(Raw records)
* START *

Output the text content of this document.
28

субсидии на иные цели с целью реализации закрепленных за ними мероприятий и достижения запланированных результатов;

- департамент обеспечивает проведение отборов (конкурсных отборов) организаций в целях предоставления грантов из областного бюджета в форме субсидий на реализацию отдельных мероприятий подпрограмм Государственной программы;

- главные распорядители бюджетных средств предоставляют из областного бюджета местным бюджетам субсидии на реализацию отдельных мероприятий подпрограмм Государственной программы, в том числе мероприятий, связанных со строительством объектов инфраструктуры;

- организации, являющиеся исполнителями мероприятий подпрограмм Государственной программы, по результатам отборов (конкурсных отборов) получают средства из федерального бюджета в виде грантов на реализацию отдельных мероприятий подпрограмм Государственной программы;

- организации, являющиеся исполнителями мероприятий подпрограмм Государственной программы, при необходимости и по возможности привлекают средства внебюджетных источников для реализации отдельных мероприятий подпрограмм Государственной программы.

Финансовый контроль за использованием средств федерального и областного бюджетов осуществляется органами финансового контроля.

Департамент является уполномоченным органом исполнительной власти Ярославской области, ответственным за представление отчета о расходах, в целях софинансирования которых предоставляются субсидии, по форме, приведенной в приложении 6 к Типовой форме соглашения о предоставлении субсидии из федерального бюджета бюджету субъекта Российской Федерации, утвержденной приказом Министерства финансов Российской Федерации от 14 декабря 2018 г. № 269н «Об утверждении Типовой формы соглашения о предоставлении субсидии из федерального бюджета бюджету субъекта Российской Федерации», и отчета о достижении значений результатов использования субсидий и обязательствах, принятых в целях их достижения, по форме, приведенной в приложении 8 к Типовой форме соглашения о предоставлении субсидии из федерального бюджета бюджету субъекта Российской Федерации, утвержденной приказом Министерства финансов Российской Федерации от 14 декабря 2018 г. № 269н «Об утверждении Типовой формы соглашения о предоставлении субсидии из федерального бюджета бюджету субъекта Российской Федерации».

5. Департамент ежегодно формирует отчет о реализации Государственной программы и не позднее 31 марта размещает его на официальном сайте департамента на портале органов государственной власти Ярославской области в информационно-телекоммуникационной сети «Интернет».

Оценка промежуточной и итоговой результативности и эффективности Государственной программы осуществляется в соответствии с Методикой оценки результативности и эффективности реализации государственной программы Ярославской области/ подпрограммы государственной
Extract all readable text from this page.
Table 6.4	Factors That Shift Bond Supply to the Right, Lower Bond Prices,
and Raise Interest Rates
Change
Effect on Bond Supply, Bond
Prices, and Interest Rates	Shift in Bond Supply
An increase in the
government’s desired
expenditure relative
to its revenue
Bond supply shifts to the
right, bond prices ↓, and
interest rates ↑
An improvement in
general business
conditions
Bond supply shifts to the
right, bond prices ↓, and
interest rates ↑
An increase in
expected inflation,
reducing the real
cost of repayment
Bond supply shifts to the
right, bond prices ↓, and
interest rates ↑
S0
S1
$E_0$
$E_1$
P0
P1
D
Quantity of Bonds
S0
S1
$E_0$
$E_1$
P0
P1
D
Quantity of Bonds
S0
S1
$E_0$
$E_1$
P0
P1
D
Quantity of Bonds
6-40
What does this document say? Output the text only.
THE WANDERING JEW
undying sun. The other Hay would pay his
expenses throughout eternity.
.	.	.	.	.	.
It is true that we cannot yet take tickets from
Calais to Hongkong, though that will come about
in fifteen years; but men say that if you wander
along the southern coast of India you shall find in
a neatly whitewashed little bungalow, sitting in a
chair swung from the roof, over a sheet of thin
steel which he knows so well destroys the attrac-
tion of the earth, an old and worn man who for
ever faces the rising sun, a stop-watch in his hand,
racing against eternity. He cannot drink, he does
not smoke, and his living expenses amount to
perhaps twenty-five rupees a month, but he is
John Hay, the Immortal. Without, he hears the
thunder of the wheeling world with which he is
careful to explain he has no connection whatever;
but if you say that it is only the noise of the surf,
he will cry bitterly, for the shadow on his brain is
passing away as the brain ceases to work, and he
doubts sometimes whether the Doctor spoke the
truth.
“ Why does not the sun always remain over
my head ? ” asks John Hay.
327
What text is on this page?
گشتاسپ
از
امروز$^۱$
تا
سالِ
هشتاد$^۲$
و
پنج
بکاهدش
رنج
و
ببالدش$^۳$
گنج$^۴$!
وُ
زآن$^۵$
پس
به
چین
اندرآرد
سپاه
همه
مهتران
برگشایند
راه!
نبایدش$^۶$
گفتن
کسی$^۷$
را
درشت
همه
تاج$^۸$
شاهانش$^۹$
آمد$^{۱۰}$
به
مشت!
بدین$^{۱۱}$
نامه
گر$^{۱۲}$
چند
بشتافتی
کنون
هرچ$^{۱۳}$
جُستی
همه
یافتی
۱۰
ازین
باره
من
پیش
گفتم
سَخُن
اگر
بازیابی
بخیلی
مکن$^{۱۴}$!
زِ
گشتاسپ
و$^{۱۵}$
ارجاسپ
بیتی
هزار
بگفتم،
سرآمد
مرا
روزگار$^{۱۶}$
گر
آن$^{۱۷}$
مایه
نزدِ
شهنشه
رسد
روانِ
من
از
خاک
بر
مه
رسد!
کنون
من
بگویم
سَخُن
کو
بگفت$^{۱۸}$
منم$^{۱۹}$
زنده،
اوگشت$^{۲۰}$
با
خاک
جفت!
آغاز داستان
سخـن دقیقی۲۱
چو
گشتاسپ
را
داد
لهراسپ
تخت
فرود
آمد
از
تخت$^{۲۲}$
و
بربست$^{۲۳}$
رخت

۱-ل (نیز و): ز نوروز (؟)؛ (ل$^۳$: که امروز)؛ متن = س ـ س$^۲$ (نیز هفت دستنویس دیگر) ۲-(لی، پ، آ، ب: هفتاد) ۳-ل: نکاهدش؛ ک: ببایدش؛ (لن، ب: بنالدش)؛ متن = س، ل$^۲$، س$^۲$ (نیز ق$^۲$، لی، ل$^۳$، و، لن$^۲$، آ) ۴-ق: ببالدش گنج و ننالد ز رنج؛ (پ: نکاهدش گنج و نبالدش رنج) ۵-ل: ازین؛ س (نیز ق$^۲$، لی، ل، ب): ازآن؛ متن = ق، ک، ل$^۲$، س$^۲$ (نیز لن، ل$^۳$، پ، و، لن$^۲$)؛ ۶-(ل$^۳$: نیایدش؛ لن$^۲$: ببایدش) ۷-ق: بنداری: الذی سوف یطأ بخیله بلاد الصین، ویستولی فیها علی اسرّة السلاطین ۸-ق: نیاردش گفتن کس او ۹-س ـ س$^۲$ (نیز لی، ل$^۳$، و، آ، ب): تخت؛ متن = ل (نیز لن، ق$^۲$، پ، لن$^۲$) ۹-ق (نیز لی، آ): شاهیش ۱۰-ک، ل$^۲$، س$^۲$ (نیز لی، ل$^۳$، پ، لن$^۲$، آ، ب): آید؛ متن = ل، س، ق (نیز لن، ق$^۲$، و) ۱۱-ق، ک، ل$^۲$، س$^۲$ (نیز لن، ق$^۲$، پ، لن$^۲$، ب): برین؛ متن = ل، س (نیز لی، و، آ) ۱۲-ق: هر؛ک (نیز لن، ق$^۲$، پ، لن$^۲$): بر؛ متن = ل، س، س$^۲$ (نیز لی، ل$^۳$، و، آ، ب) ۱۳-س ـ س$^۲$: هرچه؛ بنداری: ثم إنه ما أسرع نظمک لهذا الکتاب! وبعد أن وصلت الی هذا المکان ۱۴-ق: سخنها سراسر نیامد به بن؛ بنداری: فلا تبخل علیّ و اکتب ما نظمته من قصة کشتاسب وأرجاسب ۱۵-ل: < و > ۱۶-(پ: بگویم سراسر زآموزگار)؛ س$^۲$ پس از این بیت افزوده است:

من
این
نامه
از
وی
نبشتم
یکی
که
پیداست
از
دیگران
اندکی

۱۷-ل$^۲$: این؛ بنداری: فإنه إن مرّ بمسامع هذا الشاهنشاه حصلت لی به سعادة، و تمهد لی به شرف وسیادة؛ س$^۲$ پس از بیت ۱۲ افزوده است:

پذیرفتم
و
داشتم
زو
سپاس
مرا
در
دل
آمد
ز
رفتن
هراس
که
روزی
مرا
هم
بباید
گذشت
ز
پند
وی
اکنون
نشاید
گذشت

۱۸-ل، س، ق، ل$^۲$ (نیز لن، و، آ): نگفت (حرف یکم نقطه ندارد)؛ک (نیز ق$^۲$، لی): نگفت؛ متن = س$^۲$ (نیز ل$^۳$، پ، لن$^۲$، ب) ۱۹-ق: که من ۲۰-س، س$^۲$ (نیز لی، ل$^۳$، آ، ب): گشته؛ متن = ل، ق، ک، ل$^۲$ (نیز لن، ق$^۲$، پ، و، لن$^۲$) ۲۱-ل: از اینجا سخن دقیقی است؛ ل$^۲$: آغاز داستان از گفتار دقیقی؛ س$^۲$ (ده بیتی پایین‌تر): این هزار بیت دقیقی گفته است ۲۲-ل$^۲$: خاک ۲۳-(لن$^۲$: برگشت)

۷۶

* END *

- Objective -
Pull out all lines containing "which".

- Solution for this task -
steel which he knows so well destroys the attrac-
thunder of the wheeling world with which he is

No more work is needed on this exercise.